(Data records)
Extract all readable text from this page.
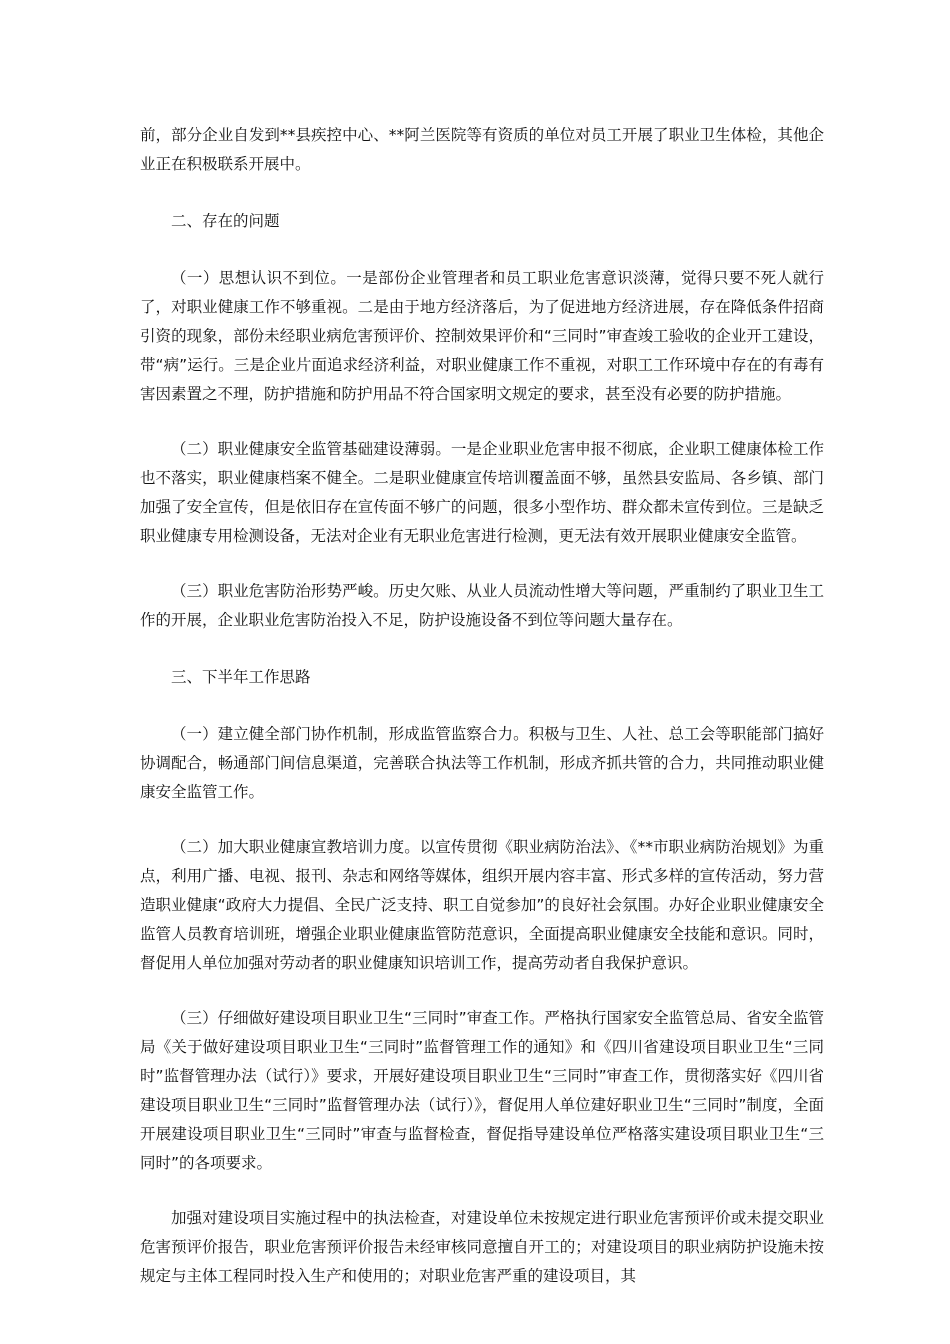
前，部分企业自发到**县疾控中心、**阿兰医院等有资质的单位对员工开展了职业卫生体检，其他企业正在积极联系开展中。

二、存在的问题

（一）思想认识不到位。一是部份企业管理者和员工职业危害意识淡薄，觉得只要不死人就行了，对职业健康工作不够重视。二是由于地方经济落后，为了促进地方经济进展，存在降低条件招商引资的现象，部份未经职业病危害预评价、控制效果评价和“三同时”审查竣工验收的企业开工建设，带“病”运行。三是企业片面追求经济利益，对职业健康工作不重视，对职工工作环境中存在的有毒有害因素置之不理，防护措施和防护用品不符合国家明文规定的要求，甚至没有必要的防护措施。

（二）职业健康安全监管基础建设薄弱。一是企业职业危害申报不彻底，企业职工健康体检工作也不落实，职业健康档案不健全。二是职业健康宣传培训覆盖面不够，虽然县安监局、各乡镇、部门加强了安全宣传，但是依旧存在宣传面不够广的问题，很多小型作坊、群众都未宣传到位。三是缺乏职业健康专用检测设备，无法对企业有无职业危害进行检测，更无法有效开展职业健康安全监管。

（三）职业危害防治形势严峻。历史欠账、从业人员流动性增大等问题，严重制约了职业卫生工作的开展，企业职业危害防治投入不足，防护设施设备不到位等问题大量存在。

三、下半年工作思路

（一）建立健全部门协作机制，形成监管监察合力。积极与卫生、人社、总工会等职能部门搞好协调配合，畅通部门间信息渠道，完善联合执法等工作机制，形成齐抓共管的合力，共同推动职业健康安全监管工作。

（二）加大职业健康宣教培训力度。以宣传贯彻《职业病防治法》、《**市职业病防治规划》为重点，利用广播、电视、报刊、杂志和网络等媒体，组织开展内容丰富、形式多样的宣传活动，努力营造职业健康“政府大力提倡、全民广泛支持、职工自觉参加”的良好社会氛围。办好企业职业健康安全监管人员教育培训班，增强企业职业健康监管防范意识，全面提高职业健康安全技能和意识。同时，督促用人单位加强对劳动者的职业健康知识培训工作，提高劳动者自我保护意识。

（三）仔细做好建设项目职业卫生“三同时”审查工作。严格执行国家安全监管总局、省安全监管局《关于做好建设项目职业卫生“三同时”监督管理工作的通知》和《四川省建设项目职业卫生“三同时”监督管理办法（试行）》要求，开展好建设项目职业卫生“三同时”审查工作，贯彻落实好《四川省建设项目职业卫生“三同时”监督管理办法（试行）》，督促用人单位建好职业卫生“三同时”制度，全面开展建设项目职业卫生“三同时”审查与监督检查，督促指导建设单位严格落实建设项目职业卫生“三同时”的各项要求。

加强对建设项目实施过程中的执法检查，对建设单位未按规定进行职业危害预评价或未提交职业危害预评价报告，职业危害预评价报告未经审核同意擅自开工的；对建设项目的职业病防护设施未按规定与主体工程同时投入生产和使用的；对职业危害严重的建设项目，其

▶ _INSTRUCTION_: Copy all the entries word for word. Omit any pictures.

▶ _ANSWER TO THE TASK_:
Extract all readable text from this page.
前，部分企业自发到**县疾控中心、**阿兰医院等有资质的单位对员工开展了职业卫生体检，其他企业正在积极联系开展中。

二、存在的问题

（一）思想认识不到位。一是部份企业管理者和员工职业危害意识淡薄，觉得只要不死人就行了，对职业健康工作不够重视。二是由于地方经济落后，为了促进地方经济进展，存在降低条件招商引资的现象，部份未经职业病危害预评价、控制效果评价和“三同时”审查竣工验收的企业开工建设，带“病”运行。三是企业片面追求经济利益，对职业健康工作不重视，对职工工作环境中存在的有毒有害因素置之不理，防护措施和防护用品不符合国家明文规定的要求，甚至没有必要的防护措施。

（二）职业健康安全监管基础建设薄弱。一是企业职业危害申报不彻底，企业职工健康体检工作也不落实，职业健康档案不健全。二是职业健康宣传培训覆盖面不够，虽然县安监局、各乡镇、部门加强了安全宣传，但是依旧存在宣传面不够广的问题，很多小型作坊、群众都未宣传到位。三是缺乏职业健康专用检测设备，无法对企业有无职业危害进行检测，更无法有效开展职业健康安全监管。

（三）职业危害防治形势严峻。历史欠账、从业人员流动性增大等问题，严重制约了职业卫生工作的开展，企业职业危害防治投入不足，防护设施设备不到位等问题大量存在。

三、下半年工作思路

（一）建立健全部门协作机制，形成监管监察合力。积极与卫生、人社、总工会等职能部门搞好协调配合，畅通部门间信息渠道，完善联合执法等工作机制，形成齐抓共管的合力，共同推动职业健康安全监管工作。

（二）加大职业健康宣教培训力度。以宣传贯彻《职业病防治法》、《**市职业病防治规划》为重点，利用广播、电视、报刊、杂志和网络等媒体，组织开展内容丰富、形式多样的宣传活动，努力营造职业健康“政府大力提倡、全民广泛支持、职工自觉参加”的良好社会氛围。办好企业职业健康安全监管人员教育培训班，增强企业职业健康监管防范意识，全面提高职业健康安全技能和意识。同时，督促用人单位加强对劳动者的职业健康知识培训工作，提高劳动者自我保护意识。

（三）仔细做好建设项目职业卫生“三同时”审查工作。严格执行国家安全监管总局、省安全监管局《关于做好建设项目职业卫生“三同时”监督管理工作的通知》和《四川省建设项目职业卫生“三同时”监督管理办法（试行）》要求，开展好建设项目职业卫生“三同时”审查工作，贯彻落实好《四川省建设项目职业卫生“三同时”监督管理办法（试行）》，督促用人单位建好职业卫生“三同时”制度，全面开展建设项目职业卫生“三同时”审查与监督检查，督促指导建设单位严格落实建设项目职业卫生“三同时”的各项要求。

加强对建设项目实施过程中的执法检查，对建设单位未按规定进行职业危害预评价或未提交职业危害预评价报告，职业危害预评价报告未经审核同意擅自开工的；对建设项目的职业病防护设施未按规定与主体工程同时投入生产和使用的；对职业危害严重的建设项目，其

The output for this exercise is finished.